Pull out every line in the entries below that contains the string "region". Case counts.

Element placement data:
▽

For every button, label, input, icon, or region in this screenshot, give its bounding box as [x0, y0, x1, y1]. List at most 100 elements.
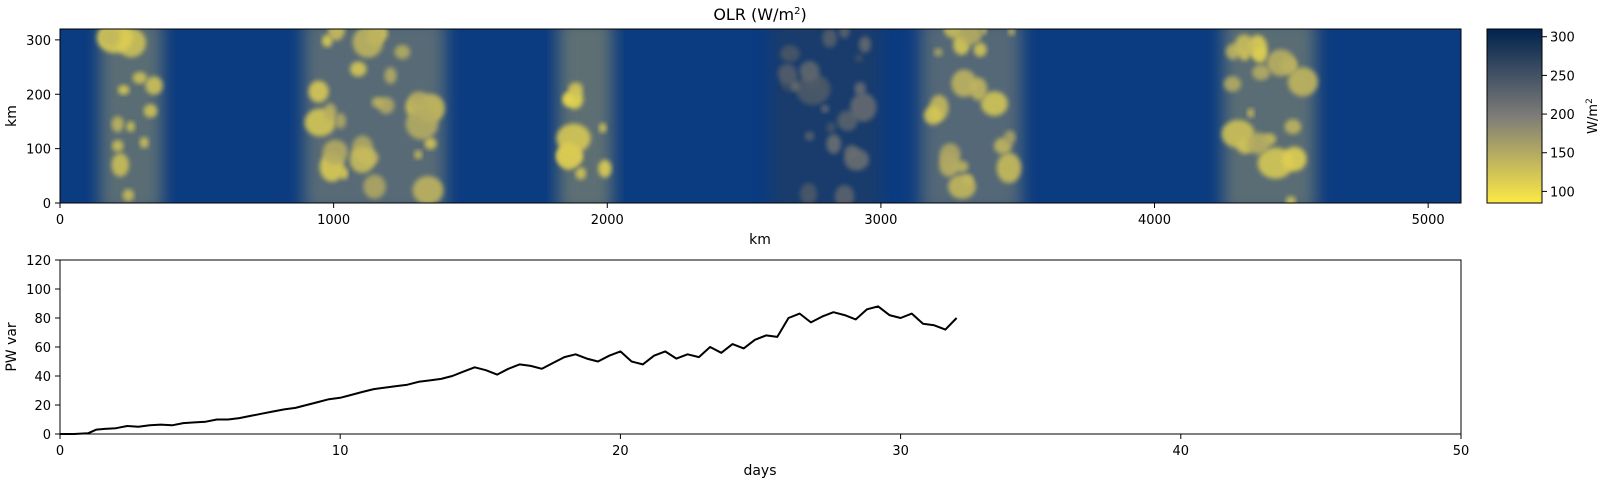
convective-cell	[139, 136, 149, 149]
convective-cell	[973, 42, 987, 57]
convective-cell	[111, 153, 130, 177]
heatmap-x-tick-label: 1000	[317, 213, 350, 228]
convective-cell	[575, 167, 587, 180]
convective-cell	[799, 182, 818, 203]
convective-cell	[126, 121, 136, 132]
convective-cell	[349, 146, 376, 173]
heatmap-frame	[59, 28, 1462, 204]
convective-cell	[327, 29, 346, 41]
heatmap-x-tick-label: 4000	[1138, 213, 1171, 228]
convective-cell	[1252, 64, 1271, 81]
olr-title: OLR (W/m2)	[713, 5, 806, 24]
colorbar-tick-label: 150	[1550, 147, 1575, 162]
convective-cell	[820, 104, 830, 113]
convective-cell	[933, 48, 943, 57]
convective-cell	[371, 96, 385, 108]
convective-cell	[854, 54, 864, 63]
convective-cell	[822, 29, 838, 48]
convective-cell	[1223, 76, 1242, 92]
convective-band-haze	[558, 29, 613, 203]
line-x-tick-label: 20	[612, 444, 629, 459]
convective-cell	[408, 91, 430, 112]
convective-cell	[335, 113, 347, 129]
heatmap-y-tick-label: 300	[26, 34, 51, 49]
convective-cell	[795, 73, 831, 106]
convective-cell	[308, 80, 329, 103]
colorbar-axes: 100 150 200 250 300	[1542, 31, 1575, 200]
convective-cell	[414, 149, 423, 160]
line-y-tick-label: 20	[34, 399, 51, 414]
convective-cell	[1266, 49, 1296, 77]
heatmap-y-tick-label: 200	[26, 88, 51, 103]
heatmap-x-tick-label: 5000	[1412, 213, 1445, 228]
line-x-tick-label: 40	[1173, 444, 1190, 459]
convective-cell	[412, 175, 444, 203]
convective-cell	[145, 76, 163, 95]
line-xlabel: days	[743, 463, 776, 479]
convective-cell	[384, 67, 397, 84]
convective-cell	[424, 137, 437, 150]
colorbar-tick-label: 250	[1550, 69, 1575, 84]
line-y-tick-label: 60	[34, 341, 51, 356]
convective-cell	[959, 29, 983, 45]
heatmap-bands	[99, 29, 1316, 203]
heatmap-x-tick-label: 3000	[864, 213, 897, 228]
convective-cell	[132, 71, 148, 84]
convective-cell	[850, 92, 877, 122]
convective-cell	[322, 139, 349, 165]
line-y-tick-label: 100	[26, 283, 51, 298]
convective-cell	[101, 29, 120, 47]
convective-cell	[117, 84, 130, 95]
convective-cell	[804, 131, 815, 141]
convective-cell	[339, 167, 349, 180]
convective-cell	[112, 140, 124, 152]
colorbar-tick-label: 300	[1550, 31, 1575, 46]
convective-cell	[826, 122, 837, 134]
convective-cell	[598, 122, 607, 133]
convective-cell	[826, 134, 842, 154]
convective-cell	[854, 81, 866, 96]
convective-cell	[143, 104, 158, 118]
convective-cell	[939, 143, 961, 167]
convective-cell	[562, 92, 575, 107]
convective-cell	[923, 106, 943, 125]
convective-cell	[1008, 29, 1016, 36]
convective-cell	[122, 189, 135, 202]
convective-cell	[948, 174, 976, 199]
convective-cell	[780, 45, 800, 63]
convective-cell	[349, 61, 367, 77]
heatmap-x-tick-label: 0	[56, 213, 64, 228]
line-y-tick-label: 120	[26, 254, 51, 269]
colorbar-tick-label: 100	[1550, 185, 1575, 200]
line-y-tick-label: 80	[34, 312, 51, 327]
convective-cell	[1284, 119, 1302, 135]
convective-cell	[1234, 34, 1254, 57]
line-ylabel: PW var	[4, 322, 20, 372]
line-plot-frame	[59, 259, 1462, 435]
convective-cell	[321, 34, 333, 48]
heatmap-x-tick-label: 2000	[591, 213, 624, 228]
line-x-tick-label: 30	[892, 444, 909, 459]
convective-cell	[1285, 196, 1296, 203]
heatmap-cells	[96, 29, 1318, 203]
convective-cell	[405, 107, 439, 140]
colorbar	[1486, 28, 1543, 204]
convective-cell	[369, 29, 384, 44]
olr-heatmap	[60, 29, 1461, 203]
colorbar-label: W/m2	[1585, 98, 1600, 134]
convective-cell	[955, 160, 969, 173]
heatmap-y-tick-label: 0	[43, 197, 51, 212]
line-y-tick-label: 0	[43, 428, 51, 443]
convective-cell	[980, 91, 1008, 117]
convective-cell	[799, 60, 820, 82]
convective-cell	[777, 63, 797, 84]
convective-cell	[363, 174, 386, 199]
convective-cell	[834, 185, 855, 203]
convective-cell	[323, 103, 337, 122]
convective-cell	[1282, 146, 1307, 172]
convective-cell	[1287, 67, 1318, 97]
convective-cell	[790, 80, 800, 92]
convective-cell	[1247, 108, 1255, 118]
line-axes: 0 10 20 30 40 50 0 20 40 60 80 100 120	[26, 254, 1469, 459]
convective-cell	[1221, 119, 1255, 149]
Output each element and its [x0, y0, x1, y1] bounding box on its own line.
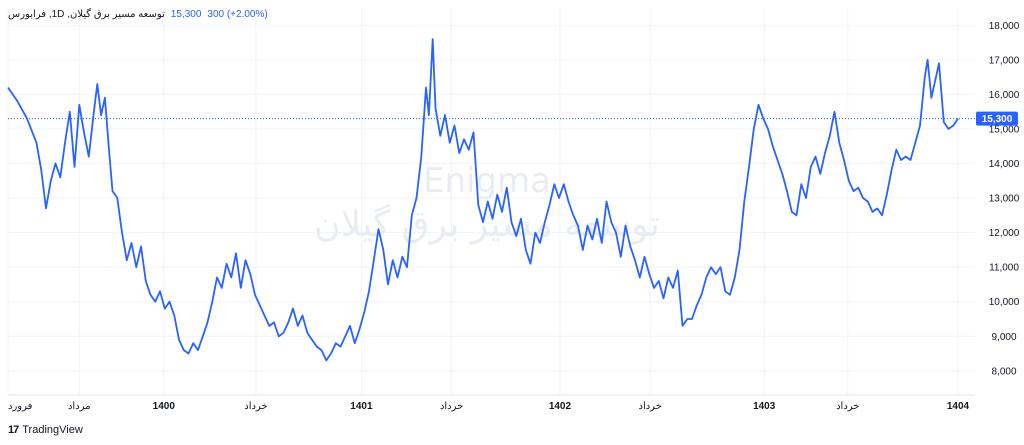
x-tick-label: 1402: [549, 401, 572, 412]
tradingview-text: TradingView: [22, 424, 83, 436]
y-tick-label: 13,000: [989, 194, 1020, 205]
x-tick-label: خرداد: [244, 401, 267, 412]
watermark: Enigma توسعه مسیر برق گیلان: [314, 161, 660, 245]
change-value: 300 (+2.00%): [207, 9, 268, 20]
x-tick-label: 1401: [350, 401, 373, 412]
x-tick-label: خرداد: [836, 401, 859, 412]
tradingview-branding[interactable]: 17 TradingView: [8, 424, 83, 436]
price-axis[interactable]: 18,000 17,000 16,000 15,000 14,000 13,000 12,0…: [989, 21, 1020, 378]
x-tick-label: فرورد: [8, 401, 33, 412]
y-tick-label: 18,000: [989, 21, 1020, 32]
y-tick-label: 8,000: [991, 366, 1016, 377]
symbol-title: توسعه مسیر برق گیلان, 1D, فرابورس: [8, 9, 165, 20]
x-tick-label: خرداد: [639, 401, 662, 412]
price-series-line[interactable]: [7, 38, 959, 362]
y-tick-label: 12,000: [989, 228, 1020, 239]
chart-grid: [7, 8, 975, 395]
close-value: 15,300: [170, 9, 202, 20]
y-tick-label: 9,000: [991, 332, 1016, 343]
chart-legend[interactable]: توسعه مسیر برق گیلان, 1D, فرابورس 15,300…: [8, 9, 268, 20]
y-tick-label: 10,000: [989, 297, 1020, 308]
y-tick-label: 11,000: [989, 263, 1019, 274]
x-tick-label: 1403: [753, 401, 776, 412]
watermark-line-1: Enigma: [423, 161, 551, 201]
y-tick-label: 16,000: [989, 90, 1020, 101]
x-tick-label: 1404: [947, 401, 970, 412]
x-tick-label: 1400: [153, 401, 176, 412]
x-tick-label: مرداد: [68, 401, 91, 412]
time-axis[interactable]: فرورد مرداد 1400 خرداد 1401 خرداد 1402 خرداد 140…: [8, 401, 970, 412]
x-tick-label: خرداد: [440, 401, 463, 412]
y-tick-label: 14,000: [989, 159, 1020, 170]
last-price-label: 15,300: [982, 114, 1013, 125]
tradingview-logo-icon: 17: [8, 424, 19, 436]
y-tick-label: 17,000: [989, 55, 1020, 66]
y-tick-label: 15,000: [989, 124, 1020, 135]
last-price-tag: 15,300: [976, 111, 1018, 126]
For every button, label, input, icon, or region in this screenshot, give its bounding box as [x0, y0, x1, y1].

△

- **Written solution**:
For every button, label, input, icon, or region in this screenshot, give its bounding box as [x0, y0, x1, y1]. List at most 100 elements.
For every button, label, input, icon, or region in this screenshot, give its bounding box as [x0, y0, x1, y1].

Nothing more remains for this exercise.